(SET TASK) Locate every line that holds the string "Date" and copy it.

-- Begin DATASET --

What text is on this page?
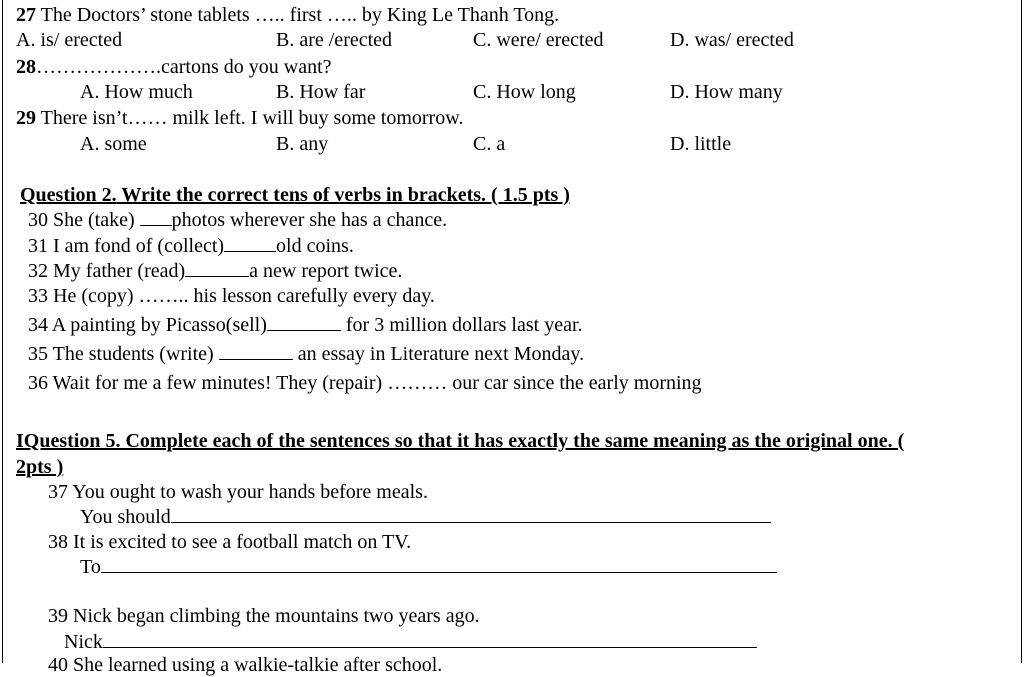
27 The Doctors’ stone tablets ….. first ….. by King Le Thanh Tong.
A. is/ erected	B. are /erected	C. were/ erected	D. was/ erected
28……………….cartons do you want?
A. How much	B. How far	C. How long	D. How many
29 There isn’t…… milk left. I will buy some tomorrow.
A. some	B. any	C. a	D. little
Question 2. Write the correct tens of verbs in brackets. ( 1.5 pts )
30 She (take) photos wherever she has a chance.
31 I am fond of (collect)	old coins.
32 My father (read)	a new report twice.
33 He (copy) …….. his lesson carefully every day.
34 A painting by Picasso(sell)	for 3 million dollars last year.
35 The students (write)	an essay in Literature next Monday.
36 Wait for me a few minutes! They (repair) ……… our car since the early morning
IQuestion 5. Complete each of the sentences so that it has exactly the same meaning as the original one. (
2pts )
37 You ought to wash your hands before meals.
You should
38 It is excited to see a football match on TV.
To
39 Nick began climbing the mountains two years ago.
Nick
40 She learned using a walkie-talkie after school.
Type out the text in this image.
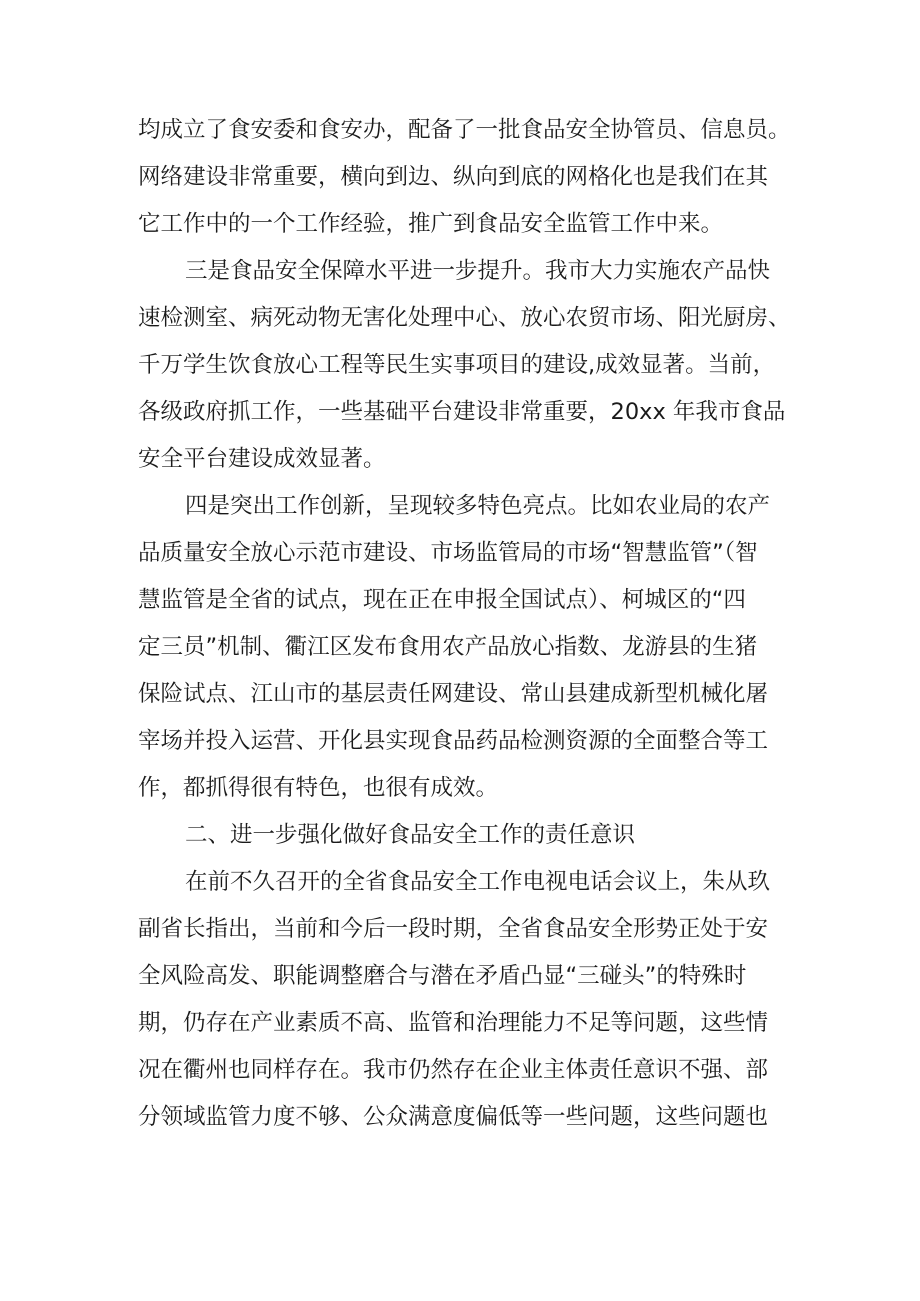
均成立了食安委和食安办，配备了一批食品安全协管员、信息员。
网络建设非常重要，横向到边、纵向到底的网格化也是我们在其
它工作中的一个工作经验，推广到食品安全监管工作中来。
三是食品安全保障水平进一步提升。我市大力实施农产品快
速检测室、病死动物无害化处理中心、放心农贸市场、阳光厨房、
千万学生饮食放心工程等民生实事项目的建设,成效显著。当前，
各级政府抓工作，一些基础平台建设非常重要，20xx 年我市食品
安全平台建设成效显著。
四是突出工作创新，呈现较多特色亮点。比如农业局的农产
品质量安全放心示范市建设、市场监管局的市场“智慧监管”（智
慧监管是全省的试点，现在正在申报全国试点）、柯城区的“四
定三员”机制、衢江区发布食用农产品放心指数、龙游县的生猪
保险试点、江山市的基层责任网建设、常山县建成新型机械化屠
宰场并投入运营、开化县实现食品药品检测资源的全面整合等工
作，都抓得很有特色，也很有成效。
二、进一步强化做好食品安全工作的责任意识
在前不久召开的全省食品安全工作电视电话会议上，朱从玖
副省长指出，当前和今后一段时期，全省食品安全形势正处于安
全风险高发、职能调整磨合与潜在矛盾凸显“三碰头”的特殊时
期，仍存在产业素质不高、监管和治理能力不足等问题，这些情
况在衢州也同样存在。我市仍然存在企业主体责任意识不强、部
分领域监管力度不够、公众满意度偏低等一些问题，这些问题也
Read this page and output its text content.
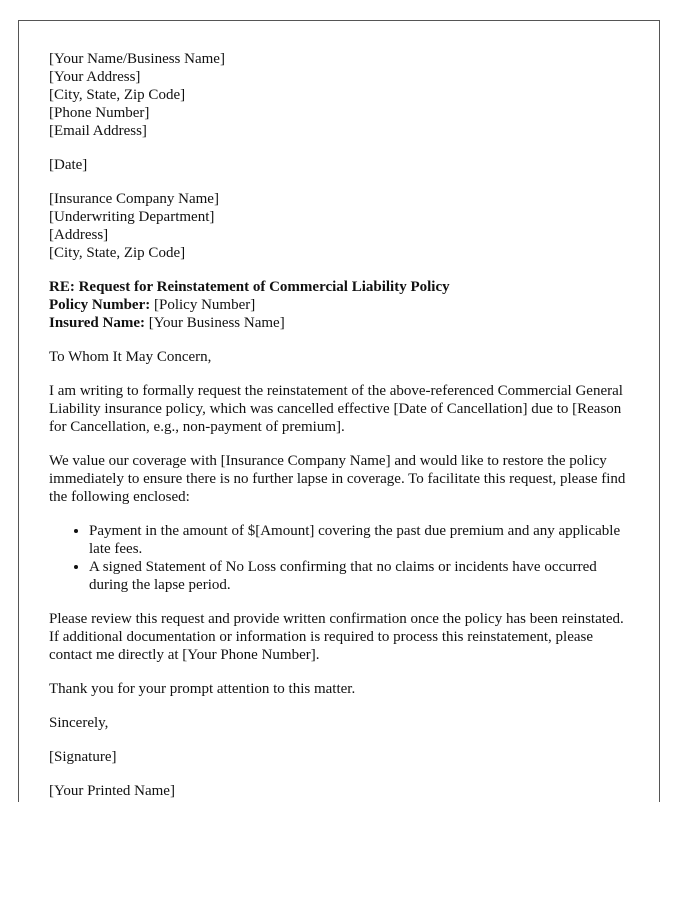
[Your Name/Business Name]
[Your Address]
[City, State, Zip Code]
[Phone Number]
[Email Address]
[Date]
[Insurance Company Name]
[Underwriting Department]
[Address]
[City, State, Zip Code]
RE: Request for Reinstatement of Commercial Liability Policy
Policy Number: [Policy Number]
Insured Name: [Your Business Name]

To Whom It May Concern,

I am writing to formally request the reinstatement of the above-referenced Commercial General Liability insurance policy, which was cancelled effective [Date of Cancellation] due to [Reason for Cancellation, e.g., non-payment of premium].

We value our coverage with [Insurance Company Name] and would like to restore the policy immediately to ensure there is no further lapse in coverage. To facilitate this request, please find the following enclosed:

• Payment in the amount of $[Amount] covering the past due premium and any applicable late fees.
• A signed Statement of No Loss confirming that no claims or incidents have occurred during the lapse period.

Please review this request and provide written confirmation once the policy has been reinstated. If additional documentation or information is required to process this reinstatement, please contact me directly at [Your Phone Number].

Thank you for your prompt attention to this matter.

Sincerely,

[Signature]

[Your Printed Name]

-- End DATASET --

(SOLUTION)
[Date]
I am writing to formally request the reinstatement of the above-referenced Commercial General Liability insurance policy, which was cancelled effective [Date of Cancellation] due to [Reason for Cancellation, e.g., non-payment of premium].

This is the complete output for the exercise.